What to work on:
1) In the Volvo XC90 passage, can you quote the part that opens with the words containing "Yes, it is hard" and closes with "and utterly understated."?
2) Which features does the paragraph of the Volvo XC90 passage beginning "Indeed, never mind the patriotic purchase" give as making being in or outside the XC90 less hassle? List all of them.
3) Can you condense the paragraph of the Volvo XC90 passage that begins "Petrol-heads might find" into a short list that keeps its main facts?

Yes, it is hard to escape national cliche, but the interior of the XC90 is so rigorously intelligent, so carefully put together, so Swedish in its design sensibility that it has a Zen-like peacefulness to it, as though you have just stepped into a spa-on-wheels. There is the general absence of knobs, most aspects of the car controlled via a central, nine-inch screen – the Human Machine Interface as Volvo is calling it, presumably with a straight face. But what knobs there are are elegantly diamond-cut metal ones. The speaker covers and door handles are sculptural but utilitarian lumps of raw aluminium. Amid the leather there is a lot of wood – but not of the heavy, country house, high gloss kind found in, for example, the cars of upper end British makers, but almost a blonde Scandinavian birch wood, matt and utterly understated.

Indeed, never mind the patriotic purchase – you can see why Swedes, brought up within a warmly pared down design tradition, all seem to drive Volvos, or why Wallander drives one through his palette of sophisticated icy blues and greys. At each turn there is a little extra to make the experience of being in an XC90, or even outside of it, that little bit less hassle than it might be with a comparable vehicle: the door handles glow with a gentle backlighting when you unlock the car at night; phone charging sockets are tucked away in a drawer, there but out of the way; look to the windscreen and there a little clip growing out of it, to put your parking ticket in. Someone has thought very deeply about every aspect of being in this space.

As such, it feels a genuine step on from the previous incarnation of the XC90, quite aside from it being Volvo’s first product to use its entirely in-house Scalable Product Architecture platform (SPA for short, aptly enough) and Drive-E power-train, a lightweight, all-aluminium, four cylinder, two-litre unit. If badging can reflect a mind-set, in recent years Volvo’s rear end letterforms have spread apart, as if the company’s vision itself has become more expansive. Certainly, if the cockpit feel of the XC90’s driving position is anything to go by – all the instrumentation very gently angled around it – Volvo is rapidly looking to fill the still warm shoes of the sadly departed Saab and claim the mantle as makers of the definitive “design” car. Even the dog had no words of criticism.

Petrol-heads might find this emphasis on the interior decor all too Ikea. What about the drive? What about the looks? On the latter count, for my money the XC90 is reassuringly big without feeling cumbersome and, in being less cluttered, is more handsome than, say, the VW Toureg or Audi Q7. But, being Swedish – a fact Volvo is at pains to stress, having stitched a little flag into the seam of a seat – there is nothing shouty about it. The drive, meanwhile, is assured, with the acceleration in ‘Dynamic’ mode scary enough to make the dog whimper and two small boys stop trying to hit each other.

Page segmentation data:
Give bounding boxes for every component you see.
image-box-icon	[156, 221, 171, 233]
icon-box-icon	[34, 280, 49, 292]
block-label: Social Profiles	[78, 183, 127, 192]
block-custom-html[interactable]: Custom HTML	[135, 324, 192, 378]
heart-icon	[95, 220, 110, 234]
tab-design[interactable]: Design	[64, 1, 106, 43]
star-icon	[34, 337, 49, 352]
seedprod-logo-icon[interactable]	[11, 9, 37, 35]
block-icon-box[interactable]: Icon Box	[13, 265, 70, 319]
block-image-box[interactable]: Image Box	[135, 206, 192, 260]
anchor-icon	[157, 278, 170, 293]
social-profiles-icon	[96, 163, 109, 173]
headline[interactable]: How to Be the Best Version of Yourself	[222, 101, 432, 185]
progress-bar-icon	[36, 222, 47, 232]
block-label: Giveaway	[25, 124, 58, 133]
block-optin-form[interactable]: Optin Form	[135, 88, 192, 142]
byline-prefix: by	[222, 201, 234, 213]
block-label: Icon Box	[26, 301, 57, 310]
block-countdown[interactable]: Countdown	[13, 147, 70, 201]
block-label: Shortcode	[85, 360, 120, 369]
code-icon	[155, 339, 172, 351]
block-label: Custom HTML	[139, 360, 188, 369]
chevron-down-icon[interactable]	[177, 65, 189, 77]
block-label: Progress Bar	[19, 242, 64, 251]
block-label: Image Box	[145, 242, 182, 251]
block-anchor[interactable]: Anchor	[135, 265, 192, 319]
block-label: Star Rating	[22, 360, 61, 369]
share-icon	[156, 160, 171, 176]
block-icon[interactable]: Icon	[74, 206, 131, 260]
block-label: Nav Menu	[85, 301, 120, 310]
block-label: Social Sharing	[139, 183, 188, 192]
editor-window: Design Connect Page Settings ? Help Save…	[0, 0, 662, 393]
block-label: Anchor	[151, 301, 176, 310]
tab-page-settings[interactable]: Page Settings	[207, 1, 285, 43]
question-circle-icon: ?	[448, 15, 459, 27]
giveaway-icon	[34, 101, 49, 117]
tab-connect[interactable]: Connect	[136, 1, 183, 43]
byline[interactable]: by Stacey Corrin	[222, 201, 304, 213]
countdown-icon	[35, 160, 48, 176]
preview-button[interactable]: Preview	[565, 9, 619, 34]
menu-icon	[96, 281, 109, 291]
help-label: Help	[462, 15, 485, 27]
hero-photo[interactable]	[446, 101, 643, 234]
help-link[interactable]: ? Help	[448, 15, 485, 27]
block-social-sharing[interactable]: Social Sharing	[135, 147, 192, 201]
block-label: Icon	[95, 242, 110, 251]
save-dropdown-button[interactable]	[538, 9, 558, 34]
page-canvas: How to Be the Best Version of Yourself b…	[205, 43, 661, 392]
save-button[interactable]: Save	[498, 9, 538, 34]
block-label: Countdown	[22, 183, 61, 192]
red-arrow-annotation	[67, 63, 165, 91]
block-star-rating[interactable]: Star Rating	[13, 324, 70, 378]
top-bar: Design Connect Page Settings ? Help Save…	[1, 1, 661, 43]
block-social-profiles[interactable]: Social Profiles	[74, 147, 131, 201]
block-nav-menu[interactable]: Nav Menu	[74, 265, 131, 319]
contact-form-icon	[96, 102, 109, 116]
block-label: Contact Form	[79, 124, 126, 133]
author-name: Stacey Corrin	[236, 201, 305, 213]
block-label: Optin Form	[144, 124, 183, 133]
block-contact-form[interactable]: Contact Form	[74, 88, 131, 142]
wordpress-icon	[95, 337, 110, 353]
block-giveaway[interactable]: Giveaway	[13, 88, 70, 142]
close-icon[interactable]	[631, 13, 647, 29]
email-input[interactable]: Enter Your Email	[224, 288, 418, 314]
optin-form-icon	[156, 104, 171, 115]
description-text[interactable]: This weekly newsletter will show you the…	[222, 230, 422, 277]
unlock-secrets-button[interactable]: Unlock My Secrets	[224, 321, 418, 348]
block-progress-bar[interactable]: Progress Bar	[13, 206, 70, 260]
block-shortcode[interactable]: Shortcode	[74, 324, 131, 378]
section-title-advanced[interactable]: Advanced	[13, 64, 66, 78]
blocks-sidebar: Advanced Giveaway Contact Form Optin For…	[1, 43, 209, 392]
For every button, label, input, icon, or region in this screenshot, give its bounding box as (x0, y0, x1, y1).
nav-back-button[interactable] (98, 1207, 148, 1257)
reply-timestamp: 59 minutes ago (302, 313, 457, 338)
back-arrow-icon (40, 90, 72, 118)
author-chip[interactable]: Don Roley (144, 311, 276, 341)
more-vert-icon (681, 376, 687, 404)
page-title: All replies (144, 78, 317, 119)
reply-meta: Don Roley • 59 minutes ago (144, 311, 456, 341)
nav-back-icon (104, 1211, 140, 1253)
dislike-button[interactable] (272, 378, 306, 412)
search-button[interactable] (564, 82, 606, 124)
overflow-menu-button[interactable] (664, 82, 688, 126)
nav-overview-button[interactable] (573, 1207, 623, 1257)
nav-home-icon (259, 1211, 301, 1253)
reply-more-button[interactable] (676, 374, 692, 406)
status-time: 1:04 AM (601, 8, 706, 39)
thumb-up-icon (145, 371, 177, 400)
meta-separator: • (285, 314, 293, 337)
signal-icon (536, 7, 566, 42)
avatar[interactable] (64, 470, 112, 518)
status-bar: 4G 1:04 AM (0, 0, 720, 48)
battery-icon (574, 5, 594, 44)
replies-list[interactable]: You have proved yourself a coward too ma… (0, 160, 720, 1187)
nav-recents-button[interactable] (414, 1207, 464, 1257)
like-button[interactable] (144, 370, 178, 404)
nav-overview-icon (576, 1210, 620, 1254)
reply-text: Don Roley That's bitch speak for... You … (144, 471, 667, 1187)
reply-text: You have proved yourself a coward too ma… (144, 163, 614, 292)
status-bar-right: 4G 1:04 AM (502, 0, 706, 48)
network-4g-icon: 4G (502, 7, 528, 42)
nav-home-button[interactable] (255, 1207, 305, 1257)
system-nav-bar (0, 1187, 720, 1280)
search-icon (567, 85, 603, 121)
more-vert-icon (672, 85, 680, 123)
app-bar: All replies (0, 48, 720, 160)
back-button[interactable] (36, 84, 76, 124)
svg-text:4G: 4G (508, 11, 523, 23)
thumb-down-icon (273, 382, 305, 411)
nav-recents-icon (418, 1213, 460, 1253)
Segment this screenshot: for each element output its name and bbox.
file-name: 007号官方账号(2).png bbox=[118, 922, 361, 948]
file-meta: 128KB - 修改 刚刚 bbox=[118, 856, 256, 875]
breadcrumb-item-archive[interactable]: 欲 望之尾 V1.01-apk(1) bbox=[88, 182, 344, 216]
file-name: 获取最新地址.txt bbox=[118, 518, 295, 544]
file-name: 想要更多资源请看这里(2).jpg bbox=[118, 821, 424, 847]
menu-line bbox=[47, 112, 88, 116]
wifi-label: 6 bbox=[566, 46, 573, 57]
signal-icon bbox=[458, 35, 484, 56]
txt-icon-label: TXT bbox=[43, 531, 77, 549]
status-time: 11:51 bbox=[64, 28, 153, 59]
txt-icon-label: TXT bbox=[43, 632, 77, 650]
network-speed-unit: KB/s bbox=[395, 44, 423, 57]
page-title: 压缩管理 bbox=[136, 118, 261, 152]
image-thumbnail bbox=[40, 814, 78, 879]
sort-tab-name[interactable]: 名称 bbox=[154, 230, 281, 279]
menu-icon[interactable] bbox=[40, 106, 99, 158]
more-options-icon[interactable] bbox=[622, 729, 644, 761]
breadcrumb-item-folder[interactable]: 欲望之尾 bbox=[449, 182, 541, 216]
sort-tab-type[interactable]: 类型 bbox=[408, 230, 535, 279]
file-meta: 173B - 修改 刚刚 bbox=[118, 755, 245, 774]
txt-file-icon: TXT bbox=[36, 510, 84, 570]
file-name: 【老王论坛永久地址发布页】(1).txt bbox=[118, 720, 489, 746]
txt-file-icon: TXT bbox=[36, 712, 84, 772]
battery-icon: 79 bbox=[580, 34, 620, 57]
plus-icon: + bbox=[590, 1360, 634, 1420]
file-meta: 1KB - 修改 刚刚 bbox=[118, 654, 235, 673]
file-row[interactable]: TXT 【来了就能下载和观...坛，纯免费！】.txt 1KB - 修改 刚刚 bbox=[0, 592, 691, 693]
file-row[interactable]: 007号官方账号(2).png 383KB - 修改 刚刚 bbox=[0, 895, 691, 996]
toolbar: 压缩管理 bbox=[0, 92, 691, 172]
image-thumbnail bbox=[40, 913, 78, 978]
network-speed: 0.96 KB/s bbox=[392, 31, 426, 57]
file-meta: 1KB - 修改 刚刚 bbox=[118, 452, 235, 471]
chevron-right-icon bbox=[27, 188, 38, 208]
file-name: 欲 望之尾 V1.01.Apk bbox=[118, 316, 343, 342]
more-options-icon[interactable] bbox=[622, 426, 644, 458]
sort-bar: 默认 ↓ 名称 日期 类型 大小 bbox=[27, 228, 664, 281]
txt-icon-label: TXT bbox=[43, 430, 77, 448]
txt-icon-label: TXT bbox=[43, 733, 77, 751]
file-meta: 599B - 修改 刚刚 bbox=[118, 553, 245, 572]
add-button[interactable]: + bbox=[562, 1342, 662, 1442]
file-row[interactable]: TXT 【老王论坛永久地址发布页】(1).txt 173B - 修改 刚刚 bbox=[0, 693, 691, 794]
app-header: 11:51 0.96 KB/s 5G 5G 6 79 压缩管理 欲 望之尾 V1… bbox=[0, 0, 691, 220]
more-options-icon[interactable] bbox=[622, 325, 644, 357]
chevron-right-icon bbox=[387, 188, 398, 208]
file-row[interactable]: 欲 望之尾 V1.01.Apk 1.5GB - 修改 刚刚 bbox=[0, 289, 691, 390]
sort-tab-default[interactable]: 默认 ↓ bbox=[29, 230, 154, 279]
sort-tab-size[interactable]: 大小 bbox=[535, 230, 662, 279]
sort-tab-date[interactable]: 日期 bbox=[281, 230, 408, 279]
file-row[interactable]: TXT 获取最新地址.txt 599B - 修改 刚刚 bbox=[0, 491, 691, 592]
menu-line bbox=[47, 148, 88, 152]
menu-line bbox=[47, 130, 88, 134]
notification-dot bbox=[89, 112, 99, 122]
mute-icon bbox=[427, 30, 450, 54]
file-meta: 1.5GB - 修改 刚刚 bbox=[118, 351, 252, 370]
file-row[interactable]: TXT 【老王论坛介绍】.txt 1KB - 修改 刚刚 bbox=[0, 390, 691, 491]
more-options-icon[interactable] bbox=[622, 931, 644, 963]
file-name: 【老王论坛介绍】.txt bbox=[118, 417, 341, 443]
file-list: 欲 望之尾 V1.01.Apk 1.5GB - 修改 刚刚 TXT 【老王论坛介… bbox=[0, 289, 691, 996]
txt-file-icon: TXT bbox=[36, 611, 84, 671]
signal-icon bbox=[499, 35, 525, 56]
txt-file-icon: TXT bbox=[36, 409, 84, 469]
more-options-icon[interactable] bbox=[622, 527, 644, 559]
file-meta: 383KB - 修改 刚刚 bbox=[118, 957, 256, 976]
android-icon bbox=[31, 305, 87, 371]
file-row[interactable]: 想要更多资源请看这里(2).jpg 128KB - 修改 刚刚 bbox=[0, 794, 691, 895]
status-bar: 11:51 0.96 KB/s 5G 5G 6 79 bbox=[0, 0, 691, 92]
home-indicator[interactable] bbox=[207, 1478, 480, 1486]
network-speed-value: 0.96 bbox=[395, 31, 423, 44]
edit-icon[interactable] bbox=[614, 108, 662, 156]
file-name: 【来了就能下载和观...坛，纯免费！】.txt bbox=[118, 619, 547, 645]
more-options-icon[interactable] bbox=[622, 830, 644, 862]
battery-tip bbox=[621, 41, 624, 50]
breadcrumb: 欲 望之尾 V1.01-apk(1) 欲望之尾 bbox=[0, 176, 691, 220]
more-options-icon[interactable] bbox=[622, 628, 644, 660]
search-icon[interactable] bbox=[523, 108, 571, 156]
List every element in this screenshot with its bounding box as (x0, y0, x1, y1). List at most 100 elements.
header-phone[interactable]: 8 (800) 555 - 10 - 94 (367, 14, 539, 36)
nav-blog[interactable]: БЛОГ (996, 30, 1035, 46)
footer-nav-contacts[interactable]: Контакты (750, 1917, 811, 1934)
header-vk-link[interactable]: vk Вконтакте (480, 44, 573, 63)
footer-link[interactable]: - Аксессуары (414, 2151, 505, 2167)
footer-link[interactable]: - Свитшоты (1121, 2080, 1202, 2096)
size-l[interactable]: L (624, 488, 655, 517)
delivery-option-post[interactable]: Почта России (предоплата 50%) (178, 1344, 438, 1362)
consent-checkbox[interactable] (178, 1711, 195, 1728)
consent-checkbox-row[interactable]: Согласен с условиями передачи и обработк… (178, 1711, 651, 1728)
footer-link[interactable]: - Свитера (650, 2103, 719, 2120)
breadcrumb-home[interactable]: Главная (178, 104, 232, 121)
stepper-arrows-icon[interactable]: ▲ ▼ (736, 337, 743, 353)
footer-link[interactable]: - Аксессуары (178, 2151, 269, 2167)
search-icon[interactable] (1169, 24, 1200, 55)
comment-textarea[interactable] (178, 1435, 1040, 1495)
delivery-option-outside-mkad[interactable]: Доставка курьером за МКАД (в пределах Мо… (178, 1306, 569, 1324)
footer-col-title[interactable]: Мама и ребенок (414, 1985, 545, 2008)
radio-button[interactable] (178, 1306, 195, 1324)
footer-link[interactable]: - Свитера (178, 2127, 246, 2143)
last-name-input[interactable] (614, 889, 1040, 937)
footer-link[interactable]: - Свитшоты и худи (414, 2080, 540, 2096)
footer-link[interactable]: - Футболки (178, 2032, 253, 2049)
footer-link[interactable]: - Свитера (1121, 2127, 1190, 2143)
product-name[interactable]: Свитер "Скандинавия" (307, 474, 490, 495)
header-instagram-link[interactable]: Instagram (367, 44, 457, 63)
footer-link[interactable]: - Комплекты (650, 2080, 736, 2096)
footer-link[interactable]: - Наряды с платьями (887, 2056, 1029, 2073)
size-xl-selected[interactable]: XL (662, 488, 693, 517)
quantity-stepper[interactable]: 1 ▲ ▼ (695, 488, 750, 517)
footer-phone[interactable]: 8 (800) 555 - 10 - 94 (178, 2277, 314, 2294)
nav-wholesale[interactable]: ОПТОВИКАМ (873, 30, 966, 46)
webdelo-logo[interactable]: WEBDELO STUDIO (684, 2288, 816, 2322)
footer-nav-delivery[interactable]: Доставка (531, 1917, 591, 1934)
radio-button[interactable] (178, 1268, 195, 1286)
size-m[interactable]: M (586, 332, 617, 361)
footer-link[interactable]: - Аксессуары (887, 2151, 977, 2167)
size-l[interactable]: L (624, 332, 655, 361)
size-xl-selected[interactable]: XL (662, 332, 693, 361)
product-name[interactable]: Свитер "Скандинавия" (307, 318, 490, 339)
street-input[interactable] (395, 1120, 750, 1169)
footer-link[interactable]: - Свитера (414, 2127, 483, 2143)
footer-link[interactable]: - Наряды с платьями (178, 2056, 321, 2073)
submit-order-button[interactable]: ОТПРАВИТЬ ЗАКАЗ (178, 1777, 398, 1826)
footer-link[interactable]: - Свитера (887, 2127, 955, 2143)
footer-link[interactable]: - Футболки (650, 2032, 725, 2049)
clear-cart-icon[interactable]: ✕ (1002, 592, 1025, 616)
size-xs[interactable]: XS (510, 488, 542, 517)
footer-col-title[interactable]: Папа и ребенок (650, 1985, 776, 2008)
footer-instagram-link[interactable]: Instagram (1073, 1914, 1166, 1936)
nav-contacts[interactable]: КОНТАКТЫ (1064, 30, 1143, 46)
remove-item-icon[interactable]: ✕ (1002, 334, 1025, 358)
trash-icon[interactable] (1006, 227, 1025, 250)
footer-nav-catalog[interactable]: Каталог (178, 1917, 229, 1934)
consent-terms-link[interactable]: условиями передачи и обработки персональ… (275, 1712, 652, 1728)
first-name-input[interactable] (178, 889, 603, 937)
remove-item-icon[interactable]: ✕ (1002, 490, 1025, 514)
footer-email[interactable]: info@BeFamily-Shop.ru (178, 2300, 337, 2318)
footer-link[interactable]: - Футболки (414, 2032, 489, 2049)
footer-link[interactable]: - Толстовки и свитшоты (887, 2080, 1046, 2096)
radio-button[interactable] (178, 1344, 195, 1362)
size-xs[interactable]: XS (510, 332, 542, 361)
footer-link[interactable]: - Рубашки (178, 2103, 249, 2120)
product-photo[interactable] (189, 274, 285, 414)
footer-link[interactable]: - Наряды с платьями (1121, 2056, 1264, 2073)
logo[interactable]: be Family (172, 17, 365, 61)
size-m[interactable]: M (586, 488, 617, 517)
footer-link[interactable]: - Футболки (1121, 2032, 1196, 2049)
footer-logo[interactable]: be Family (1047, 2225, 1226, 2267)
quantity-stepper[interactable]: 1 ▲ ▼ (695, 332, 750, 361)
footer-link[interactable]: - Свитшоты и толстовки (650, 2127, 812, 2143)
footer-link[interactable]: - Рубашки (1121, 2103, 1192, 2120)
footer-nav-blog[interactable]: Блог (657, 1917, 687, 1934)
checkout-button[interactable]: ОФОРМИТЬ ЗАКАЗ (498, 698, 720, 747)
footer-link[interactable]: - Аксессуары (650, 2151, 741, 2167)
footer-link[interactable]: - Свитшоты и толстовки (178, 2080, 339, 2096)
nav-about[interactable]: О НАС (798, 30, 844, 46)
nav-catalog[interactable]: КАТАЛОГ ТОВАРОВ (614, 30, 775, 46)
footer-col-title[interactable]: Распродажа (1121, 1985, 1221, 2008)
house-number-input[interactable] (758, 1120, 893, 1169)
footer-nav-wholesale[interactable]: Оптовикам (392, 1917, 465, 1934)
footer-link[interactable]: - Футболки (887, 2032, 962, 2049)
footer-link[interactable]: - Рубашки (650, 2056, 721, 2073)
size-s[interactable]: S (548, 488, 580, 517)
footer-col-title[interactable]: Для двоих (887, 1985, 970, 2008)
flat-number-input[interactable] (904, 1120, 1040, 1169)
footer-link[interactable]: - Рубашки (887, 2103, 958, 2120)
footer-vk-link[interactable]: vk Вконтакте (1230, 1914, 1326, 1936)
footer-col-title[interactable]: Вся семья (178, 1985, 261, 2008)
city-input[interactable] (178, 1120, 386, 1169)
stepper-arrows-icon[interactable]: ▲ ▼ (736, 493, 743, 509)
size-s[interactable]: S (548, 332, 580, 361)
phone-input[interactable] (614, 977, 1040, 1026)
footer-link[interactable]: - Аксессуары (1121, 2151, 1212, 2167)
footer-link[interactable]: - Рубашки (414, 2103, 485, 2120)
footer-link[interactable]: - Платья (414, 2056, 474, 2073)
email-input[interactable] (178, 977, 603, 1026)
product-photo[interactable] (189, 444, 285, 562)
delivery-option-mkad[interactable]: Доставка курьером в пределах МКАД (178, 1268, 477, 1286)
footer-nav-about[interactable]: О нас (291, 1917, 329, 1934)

Answers by item number:
1)
Yes, it is hard to escape national cliche, but the interior of the XC90 is so rigorously intelligent, so carefully put together, so Swedish in its design sensibility that it has a Zen-like peacefulness to it, as though you have just stepped into a spa-on-wheels. There is the general absence of knobs, most aspects of the car controlled via a central, nine-inch screen – the Human Machine Interface as Volvo is calling it, presumably with a straight face. But what knobs there are are elegantly diamond-cut metal ones. The speaker covers and door handles are sculptural but utilitarian lumps of raw aluminium. Amid the leather there is a lot of wood – but not of the heavy, country house, high gloss kind found in, for example, the cars of upper end British makers, but almost a blonde Scandinavian birch wood, matt and utterly understated.

2)
- Door handles that glow with a gentle backlighting when you unlock the car at night
- Phone charging sockets tucked away in a drawer
- A little clip growing out of the windscreen to hold a parking ticket

3)
- Petrol-heads might find the emphasis on interior decor too Ikea.
- Looks: the XC90 is reassuringly big without feeling cumbersome. Being less cluttered, it is more handsome than the VW Toureg or Audi Q7, in the writer's view.
- Being Swedish, it has nothing shouty about it. Volvo stresses this by stitching a little flag into the seam of a seat.
- Drive: it is assured. Acceleration in 'Dynamic' mode is scary enough to make the dog whimper and two small boys stop trying to hit each other.